Dataset records:

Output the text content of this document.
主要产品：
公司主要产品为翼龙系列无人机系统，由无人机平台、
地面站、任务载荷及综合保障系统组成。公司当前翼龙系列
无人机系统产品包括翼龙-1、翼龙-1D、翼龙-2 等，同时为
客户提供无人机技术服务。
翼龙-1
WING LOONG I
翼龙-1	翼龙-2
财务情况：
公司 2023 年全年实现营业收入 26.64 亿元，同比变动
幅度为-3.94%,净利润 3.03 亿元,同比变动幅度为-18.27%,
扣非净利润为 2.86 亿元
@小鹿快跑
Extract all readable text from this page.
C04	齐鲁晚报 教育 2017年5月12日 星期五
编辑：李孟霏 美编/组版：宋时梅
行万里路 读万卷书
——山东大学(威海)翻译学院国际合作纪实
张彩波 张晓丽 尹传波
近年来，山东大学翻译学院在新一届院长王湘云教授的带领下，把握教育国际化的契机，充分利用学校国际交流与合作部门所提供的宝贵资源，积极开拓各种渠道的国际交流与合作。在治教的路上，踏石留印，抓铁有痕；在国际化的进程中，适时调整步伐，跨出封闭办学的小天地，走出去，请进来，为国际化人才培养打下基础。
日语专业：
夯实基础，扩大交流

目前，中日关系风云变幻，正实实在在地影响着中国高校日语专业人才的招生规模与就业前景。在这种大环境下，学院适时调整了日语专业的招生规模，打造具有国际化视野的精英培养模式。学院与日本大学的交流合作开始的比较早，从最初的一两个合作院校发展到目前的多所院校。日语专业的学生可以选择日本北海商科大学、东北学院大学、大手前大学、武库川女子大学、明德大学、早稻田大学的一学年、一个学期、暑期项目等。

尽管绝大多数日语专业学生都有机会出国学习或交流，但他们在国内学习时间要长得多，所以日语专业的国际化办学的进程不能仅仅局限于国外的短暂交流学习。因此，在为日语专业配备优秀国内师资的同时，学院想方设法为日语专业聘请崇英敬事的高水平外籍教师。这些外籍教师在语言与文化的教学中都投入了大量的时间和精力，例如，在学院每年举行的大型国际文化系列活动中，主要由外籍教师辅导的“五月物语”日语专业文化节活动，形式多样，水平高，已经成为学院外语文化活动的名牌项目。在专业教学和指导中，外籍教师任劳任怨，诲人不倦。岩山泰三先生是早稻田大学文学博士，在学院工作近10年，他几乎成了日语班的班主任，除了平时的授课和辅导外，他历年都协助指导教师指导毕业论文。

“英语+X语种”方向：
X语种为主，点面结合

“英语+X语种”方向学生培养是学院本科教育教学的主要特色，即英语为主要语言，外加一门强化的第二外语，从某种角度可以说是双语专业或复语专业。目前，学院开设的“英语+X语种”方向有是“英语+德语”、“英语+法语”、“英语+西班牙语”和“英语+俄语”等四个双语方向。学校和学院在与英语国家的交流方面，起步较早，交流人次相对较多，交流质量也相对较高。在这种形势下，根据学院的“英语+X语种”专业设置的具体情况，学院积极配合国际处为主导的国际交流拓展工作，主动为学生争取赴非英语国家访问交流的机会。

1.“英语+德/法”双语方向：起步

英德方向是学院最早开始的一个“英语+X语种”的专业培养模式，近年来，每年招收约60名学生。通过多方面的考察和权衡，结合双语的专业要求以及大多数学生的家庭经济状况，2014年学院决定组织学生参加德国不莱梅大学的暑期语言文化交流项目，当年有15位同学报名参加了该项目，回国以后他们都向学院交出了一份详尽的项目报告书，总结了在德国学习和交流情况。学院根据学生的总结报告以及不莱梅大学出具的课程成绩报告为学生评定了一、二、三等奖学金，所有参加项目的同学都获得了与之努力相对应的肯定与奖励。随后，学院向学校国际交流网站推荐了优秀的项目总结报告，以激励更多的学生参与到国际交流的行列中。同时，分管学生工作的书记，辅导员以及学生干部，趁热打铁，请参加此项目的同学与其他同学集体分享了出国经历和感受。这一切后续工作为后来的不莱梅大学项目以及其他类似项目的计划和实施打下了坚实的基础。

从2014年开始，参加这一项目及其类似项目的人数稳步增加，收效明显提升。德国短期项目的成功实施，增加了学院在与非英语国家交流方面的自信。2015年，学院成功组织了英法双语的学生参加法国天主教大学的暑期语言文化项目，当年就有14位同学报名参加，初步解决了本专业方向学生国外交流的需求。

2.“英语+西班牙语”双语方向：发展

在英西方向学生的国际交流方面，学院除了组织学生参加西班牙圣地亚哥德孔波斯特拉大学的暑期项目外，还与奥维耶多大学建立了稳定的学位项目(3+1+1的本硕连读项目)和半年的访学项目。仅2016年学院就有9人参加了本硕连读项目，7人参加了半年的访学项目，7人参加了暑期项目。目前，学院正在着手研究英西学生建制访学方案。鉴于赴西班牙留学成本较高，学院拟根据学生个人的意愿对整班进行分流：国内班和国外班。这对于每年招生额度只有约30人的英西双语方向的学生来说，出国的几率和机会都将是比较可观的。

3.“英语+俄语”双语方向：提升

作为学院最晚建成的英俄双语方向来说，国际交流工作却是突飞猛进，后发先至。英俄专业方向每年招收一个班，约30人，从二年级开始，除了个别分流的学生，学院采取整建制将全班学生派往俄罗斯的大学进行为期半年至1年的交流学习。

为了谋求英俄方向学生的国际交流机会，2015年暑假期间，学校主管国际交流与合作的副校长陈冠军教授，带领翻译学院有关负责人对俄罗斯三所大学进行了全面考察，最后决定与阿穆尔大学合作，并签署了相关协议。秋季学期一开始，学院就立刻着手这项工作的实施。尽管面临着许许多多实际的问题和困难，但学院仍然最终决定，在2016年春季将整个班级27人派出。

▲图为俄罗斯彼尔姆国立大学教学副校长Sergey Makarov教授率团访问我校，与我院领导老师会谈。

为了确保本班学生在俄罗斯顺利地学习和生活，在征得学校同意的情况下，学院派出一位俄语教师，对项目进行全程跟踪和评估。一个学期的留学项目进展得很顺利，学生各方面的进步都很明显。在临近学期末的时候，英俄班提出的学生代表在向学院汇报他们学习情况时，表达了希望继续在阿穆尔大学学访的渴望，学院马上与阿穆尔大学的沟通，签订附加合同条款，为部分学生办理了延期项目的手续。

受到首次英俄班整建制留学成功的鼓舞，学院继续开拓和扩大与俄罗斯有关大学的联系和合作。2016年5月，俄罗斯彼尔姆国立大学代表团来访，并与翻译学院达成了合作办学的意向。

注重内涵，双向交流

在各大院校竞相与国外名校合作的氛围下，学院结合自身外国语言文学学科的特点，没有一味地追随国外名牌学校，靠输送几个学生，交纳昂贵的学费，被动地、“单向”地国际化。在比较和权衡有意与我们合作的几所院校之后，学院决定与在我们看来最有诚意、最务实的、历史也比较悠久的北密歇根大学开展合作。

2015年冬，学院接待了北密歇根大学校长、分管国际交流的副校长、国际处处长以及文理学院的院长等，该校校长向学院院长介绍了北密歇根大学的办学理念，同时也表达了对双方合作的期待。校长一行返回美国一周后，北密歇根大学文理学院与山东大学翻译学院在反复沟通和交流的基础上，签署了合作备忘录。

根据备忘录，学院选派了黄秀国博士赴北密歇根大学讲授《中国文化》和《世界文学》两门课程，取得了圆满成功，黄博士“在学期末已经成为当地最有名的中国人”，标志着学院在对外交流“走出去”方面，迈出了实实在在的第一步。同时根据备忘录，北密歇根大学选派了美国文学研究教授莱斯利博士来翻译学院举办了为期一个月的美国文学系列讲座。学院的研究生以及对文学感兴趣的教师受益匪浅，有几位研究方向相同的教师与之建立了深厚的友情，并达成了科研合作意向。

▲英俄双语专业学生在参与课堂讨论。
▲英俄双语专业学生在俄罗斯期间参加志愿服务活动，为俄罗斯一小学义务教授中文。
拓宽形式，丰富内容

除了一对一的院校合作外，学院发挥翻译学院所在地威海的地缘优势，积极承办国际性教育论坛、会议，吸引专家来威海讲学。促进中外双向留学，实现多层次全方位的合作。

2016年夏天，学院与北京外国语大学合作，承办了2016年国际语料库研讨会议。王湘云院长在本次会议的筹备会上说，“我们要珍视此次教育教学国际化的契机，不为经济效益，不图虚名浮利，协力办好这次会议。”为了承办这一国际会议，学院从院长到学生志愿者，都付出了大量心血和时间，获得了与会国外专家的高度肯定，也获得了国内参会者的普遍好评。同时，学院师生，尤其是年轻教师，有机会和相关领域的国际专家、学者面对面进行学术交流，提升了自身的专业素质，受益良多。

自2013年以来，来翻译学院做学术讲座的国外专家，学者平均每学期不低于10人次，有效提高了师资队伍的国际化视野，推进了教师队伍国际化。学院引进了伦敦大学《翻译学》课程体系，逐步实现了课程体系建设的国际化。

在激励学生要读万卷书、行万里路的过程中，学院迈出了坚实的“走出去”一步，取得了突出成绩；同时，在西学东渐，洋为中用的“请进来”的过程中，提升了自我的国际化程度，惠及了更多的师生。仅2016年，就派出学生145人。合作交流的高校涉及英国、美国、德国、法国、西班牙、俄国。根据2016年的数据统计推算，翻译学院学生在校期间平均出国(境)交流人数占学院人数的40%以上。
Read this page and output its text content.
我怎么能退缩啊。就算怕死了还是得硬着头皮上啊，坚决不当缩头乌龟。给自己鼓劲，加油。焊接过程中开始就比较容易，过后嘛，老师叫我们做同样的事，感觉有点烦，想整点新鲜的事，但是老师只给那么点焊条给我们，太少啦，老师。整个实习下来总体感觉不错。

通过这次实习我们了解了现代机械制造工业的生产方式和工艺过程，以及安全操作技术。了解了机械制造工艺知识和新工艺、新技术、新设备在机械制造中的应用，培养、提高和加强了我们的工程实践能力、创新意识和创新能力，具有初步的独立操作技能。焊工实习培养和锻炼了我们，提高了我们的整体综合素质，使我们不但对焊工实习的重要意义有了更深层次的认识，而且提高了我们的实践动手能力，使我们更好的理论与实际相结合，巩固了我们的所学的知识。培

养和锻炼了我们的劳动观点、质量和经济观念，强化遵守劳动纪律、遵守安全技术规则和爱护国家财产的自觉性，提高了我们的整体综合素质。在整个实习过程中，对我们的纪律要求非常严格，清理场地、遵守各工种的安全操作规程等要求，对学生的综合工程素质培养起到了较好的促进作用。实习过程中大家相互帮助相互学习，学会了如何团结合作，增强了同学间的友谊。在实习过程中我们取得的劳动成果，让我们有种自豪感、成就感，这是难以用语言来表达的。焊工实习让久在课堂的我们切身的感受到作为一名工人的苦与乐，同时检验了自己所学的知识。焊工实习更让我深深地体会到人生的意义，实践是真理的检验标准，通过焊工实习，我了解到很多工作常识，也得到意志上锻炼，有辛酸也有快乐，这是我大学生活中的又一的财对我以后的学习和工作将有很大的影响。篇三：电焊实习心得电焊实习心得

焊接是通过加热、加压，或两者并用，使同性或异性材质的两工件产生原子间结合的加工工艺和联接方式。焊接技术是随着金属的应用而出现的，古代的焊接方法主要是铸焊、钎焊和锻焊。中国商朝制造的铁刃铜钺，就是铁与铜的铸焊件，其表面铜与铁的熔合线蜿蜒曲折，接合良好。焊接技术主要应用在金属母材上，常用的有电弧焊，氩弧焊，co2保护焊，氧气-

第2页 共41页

[INSTRUCTIONS FOR THE TASK]:
Pull every line holding "text" out of the records.

[EXPECTED OUTPUT]:
Output the text content of this document.
Extract all readable text from this page.
Read this page and output its text content.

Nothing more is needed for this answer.